■ Data entries:
········

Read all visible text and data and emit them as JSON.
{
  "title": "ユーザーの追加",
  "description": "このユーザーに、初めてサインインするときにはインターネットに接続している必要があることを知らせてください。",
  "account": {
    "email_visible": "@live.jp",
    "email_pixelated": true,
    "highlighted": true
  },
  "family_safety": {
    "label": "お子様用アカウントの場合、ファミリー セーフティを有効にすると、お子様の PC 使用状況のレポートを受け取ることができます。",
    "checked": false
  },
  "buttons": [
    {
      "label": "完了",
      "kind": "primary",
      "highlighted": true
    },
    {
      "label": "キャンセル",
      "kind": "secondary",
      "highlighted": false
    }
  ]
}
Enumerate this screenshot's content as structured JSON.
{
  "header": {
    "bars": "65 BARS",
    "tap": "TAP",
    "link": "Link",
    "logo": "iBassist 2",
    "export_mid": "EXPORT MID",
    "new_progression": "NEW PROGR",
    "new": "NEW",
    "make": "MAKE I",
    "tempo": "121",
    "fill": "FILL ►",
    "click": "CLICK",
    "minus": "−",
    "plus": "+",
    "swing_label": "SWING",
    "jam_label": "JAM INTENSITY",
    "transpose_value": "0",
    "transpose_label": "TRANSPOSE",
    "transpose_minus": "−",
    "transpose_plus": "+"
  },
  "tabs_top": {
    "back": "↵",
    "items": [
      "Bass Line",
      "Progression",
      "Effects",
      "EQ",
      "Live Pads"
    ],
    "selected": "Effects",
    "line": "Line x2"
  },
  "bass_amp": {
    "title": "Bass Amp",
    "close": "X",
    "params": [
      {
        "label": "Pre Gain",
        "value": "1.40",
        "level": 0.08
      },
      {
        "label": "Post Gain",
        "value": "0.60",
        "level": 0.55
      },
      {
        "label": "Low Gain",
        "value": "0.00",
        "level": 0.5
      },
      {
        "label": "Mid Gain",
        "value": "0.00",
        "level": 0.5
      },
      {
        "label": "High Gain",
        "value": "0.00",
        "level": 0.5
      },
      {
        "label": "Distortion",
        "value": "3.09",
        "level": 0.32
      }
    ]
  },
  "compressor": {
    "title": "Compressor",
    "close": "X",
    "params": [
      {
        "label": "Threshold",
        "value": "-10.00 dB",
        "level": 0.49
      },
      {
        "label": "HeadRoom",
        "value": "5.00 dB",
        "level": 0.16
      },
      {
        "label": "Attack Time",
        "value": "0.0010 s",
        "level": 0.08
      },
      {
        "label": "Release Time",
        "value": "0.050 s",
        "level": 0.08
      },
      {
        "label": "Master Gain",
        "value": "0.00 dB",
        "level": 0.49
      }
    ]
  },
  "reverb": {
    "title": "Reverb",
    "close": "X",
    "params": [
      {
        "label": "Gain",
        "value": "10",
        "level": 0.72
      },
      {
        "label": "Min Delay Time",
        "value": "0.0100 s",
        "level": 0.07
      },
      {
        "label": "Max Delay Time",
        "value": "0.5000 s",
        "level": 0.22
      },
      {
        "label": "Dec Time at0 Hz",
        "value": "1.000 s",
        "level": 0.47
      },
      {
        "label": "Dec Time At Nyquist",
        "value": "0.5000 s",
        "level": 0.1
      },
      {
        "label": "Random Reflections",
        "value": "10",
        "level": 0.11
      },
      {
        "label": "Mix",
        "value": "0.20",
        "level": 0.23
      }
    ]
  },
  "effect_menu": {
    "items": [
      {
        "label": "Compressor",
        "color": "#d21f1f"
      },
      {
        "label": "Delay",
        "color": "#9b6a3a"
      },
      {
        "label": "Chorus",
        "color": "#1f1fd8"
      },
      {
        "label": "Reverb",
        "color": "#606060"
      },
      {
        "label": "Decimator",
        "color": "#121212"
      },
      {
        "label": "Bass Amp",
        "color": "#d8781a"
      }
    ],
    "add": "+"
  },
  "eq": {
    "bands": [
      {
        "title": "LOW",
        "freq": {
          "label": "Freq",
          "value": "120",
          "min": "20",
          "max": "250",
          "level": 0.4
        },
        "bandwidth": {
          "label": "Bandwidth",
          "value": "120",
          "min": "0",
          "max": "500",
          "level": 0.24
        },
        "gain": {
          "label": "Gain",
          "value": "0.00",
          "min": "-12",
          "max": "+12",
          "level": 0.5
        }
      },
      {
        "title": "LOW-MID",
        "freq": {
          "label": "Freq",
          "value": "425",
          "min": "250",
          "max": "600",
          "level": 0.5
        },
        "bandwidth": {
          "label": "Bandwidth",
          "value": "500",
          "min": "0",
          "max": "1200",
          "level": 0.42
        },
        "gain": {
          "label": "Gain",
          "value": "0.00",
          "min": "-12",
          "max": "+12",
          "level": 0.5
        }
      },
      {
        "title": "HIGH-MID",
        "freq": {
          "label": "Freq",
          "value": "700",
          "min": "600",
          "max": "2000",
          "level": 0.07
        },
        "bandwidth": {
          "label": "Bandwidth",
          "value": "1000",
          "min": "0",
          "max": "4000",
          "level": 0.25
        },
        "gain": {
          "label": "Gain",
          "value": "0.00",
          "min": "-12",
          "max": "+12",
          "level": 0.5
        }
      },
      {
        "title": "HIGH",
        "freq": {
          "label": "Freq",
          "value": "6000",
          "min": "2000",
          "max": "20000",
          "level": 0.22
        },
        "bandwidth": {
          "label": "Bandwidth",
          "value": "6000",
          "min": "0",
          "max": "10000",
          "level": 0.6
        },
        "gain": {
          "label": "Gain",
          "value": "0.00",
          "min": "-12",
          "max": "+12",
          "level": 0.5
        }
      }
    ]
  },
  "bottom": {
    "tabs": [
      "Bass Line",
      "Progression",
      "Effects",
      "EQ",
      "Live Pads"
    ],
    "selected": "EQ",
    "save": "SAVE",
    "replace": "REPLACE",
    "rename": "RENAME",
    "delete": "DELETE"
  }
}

········

■ Task: Identify each line holding the string "true", and copy it out.

■ Task output:
    "email_pixelated": true,
    "highlighted": true
      "highlighted": true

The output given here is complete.